Look through the data below and count each line where the word "当月同比" appears. Reply with the count alone.

Extracts from a graphics dataset
-- Begin --

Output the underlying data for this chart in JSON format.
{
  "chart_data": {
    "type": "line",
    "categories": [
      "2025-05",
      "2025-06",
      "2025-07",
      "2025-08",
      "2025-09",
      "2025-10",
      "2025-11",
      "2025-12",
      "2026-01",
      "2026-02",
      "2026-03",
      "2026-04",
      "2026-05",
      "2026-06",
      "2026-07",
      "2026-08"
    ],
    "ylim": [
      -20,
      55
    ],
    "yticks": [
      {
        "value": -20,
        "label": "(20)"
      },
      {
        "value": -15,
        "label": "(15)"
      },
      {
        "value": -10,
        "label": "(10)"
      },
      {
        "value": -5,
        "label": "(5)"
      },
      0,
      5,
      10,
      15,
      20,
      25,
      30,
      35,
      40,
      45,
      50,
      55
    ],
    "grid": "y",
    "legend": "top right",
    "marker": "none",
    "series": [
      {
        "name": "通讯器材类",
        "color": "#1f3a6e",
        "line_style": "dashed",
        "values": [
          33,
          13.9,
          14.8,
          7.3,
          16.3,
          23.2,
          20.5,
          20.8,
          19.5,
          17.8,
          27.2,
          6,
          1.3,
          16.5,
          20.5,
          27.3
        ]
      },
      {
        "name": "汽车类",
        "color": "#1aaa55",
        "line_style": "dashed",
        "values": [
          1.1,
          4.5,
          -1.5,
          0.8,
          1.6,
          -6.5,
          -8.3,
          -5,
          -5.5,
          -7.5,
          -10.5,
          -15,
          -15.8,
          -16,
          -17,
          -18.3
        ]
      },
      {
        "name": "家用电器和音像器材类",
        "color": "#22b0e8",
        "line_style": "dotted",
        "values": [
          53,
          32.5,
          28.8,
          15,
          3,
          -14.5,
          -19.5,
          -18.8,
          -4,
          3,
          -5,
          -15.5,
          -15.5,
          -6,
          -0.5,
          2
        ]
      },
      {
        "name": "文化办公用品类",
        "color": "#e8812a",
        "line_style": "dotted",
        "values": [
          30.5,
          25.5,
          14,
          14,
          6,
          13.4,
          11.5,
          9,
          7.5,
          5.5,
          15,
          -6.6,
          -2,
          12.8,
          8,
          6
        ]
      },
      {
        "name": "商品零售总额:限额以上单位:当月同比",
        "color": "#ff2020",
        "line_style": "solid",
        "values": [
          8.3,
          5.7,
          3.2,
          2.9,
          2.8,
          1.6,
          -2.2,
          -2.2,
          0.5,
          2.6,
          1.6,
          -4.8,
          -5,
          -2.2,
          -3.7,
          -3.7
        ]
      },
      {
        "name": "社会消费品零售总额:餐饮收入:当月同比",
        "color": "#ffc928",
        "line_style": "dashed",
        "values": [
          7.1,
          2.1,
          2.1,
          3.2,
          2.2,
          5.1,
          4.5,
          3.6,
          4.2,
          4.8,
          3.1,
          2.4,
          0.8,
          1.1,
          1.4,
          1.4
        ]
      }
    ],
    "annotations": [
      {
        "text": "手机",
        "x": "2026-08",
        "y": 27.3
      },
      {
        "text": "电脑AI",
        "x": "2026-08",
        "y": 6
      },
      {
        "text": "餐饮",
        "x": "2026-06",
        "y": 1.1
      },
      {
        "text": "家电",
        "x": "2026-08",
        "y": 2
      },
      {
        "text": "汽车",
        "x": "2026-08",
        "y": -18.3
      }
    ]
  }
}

-- End --

RESPONSE TO THIS EXERCISE
2